SOURCE MATERIAL —
** start **

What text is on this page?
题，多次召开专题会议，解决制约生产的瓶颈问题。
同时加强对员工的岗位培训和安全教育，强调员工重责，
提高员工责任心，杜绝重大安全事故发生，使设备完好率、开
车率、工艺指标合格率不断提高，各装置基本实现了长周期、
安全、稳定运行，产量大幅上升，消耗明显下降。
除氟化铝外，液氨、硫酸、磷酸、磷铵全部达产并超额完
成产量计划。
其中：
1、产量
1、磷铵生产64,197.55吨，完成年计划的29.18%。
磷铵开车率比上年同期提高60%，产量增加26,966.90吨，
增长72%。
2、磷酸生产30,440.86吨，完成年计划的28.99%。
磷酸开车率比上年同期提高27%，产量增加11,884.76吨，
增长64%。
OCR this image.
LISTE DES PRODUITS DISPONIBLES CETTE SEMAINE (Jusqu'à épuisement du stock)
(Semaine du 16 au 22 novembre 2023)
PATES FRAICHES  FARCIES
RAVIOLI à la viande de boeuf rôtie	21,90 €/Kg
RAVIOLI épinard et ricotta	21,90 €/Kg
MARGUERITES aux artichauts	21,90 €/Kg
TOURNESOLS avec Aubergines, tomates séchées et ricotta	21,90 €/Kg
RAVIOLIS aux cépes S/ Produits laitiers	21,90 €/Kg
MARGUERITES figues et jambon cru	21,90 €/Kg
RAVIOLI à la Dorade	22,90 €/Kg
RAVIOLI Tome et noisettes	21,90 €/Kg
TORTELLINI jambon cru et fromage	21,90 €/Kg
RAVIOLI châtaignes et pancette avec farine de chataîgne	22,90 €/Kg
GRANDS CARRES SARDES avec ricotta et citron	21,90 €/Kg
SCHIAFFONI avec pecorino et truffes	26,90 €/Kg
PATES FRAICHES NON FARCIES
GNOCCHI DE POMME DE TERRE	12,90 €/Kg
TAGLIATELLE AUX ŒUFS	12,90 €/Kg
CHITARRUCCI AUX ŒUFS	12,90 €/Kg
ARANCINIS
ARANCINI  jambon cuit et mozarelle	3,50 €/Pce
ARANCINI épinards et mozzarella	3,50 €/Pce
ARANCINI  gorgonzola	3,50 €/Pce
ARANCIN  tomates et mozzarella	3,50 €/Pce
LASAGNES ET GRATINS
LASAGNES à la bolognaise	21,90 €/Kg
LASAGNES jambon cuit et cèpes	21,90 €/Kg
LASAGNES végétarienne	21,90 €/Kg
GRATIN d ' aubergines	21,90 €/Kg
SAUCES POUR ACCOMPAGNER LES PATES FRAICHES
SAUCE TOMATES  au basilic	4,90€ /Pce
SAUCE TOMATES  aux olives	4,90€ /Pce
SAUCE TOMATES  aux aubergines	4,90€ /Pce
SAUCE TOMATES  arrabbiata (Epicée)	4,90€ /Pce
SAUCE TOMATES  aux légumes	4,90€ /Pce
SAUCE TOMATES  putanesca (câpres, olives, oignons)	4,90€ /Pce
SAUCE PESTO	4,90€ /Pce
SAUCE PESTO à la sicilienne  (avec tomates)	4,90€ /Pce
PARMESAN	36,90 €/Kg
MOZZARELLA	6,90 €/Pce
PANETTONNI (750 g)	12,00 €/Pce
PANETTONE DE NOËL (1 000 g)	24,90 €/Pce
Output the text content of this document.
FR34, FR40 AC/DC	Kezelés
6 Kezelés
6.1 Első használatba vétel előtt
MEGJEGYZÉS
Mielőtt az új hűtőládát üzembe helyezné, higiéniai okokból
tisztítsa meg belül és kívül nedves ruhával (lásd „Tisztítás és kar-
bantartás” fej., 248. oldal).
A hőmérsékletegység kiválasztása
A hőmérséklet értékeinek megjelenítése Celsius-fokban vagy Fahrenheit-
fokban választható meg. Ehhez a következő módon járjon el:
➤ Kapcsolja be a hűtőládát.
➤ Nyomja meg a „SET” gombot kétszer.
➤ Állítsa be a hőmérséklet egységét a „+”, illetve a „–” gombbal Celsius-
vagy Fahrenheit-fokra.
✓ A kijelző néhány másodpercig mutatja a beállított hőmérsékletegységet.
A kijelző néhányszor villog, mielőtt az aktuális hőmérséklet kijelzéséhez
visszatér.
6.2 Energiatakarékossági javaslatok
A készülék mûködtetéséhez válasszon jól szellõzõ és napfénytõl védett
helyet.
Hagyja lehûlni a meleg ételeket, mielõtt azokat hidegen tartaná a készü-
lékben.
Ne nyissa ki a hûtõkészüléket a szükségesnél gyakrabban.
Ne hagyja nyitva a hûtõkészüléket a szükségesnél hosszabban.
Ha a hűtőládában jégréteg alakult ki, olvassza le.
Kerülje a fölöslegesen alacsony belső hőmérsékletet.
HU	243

** end **

From the records above, please extract every line and repeat it exactly.

What text is on this page?
题，多次召开专题会议，解决制约生产的瓶颈问题。
同时加强对员工的岗位培训和安全教育，强调员工重责，
提高员工责任心，杜绝重大安全事故发生，使设备完好率、开
车率、工艺指标合格率不断提高，各装置基本实现了长周期、
安全、稳定运行，产量大幅上升，消耗明显下降。
除氟化铝外，液氨、硫酸、磷酸、磷铵全部达产并超额完
成产量计划。
其中：
1、产量
1、磷铵生产64,197.55吨，完成年计划的29.18%。
磷铵开车率比上年同期提高60%，产量增加26,966.90吨，
增长72%。
2、磷酸生产30,440.86吨，完成年计划的28.99%。
磷酸开车率比上年同期提高27%，产量增加11,884.76吨，
增长64%。
OCR this image.
LISTE DES PRODUITS DISPONIBLES CETTE SEMAINE (Jusqu'à épuisement du stock)
(Semaine du 16 au 22 novembre 2023)
PATES FRAICHES  FARCIES
RAVIOLI à la viande de boeuf rôtie	21,90 €/Kg
RAVIOLI épinard et ricotta	21,90 €/Kg
MARGUERITES aux artichauts	21,90 €/Kg
TOURNESOLS avec Aubergines, tomates séchées et ricotta	21,90 €/Kg
RAVIOLIS aux cépes S/ Produits laitiers	21,90 €/Kg
MARGUERITES figues et jambon cru	21,90 €/Kg
RAVIOLI à la Dorade	22,90 €/Kg
RAVIOLI Tome et noisettes	21,90 €/Kg
TORTELLINI jambon cru et fromage	21,90 €/Kg
RAVIOLI châtaignes et pancette avec farine de chataîgne	22,90 €/Kg
GRANDS CARRES SARDES avec ricotta et citron	21,90 €/Kg
SCHIAFFONI avec pecorino et truffes	26,90 €/Kg
PATES FRAICHES NON FARCIES
GNOCCHI DE POMME DE TERRE	12,90 €/Kg
TAGLIATELLE AUX ŒUFS	12,90 €/Kg
CHITARRUCCI AUX ŒUFS	12,90 €/Kg
ARANCINIS
ARANCINI  jambon cuit et mozarelle	3,50 €/Pce
ARANCINI épinards et mozzarella	3,50 €/Pce
ARANCINI  gorgonzola	3,50 €/Pce
ARANCIN  tomates et mozzarella	3,50 €/Pce
LASAGNES ET GRATINS
LASAGNES à la bolognaise	21,90 €/Kg
LASAGNES jambon cuit et cèpes	21,90 €/Kg
LASAGNES végétarienne	21,90 €/Kg
GRATIN d ' aubergines	21,90 €/Kg
SAUCES POUR ACCOMPAGNER LES PATES FRAICHES
SAUCE TOMATES  au basilic	4,90€ /Pce
SAUCE TOMATES  aux olives	4,90€ /Pce
SAUCE TOMATES  aux aubergines	4,90€ /Pce
SAUCE TOMATES  arrabbiata (Epicée)	4,90€ /Pce
SAUCE TOMATES  aux légumes	4,90€ /Pce
SAUCE TOMATES  putanesca (câpres, olives, oignons)	4,90€ /Pce
SAUCE PESTO	4,90€ /Pce
SAUCE PESTO à la sicilienne  (avec tomates)	4,90€ /Pce
PARMESAN	36,90 €/Kg
MOZZARELLA	6,90 €/Pce
PANETTONNI (750 g)	12,00 €/Pce
PANETTONE DE NOËL (1 000 g)	24,90 €/Pce
Output the text content of this document.
FR34, FR40 AC/DC	Kezelés
6 Kezelés
6.1 Első használatba vétel előtt
MEGJEGYZÉS
Mielőtt az új hűtőládát üzembe helyezné, higiéniai okokból
tisztítsa meg belül és kívül nedves ruhával (lásd „Tisztítás és kar-
bantartás” fej., 248. oldal).
A hőmérsékletegység kiválasztása
A hőmérséklet értékeinek megjelenítése Celsius-fokban vagy Fahrenheit-
fokban választható meg. Ehhez a következő módon járjon el:
➤ Kapcsolja be a hűtőládát.
➤ Nyomja meg a „SET” gombot kétszer.
➤ Állítsa be a hőmérséklet egységét a „+”, illetve a „–” gombbal Celsius-
vagy Fahrenheit-fokra.
✓ A kijelző néhány másodpercig mutatja a beállított hőmérsékletegységet.
A kijelző néhányszor villog, mielőtt az aktuális hőmérséklet kijelzéséhez
visszatér.
6.2 Energiatakarékossági javaslatok
A készülék mûködtetéséhez válasszon jól szellõzõ és napfénytõl védett
helyet.
Hagyja lehûlni a meleg ételeket, mielõtt azokat hidegen tartaná a készü-
lékben.
Ne nyissa ki a hûtõkészüléket a szükségesnél gyakrabban.
Ne hagyja nyitva a hûtõkészüléket a szükségesnél hosszabban.
Ha a hűtőládában jégréteg alakult ki, olvassza le.
Kerülje a fölöslegesen alacsony belső hőmérsékletet.
HU	243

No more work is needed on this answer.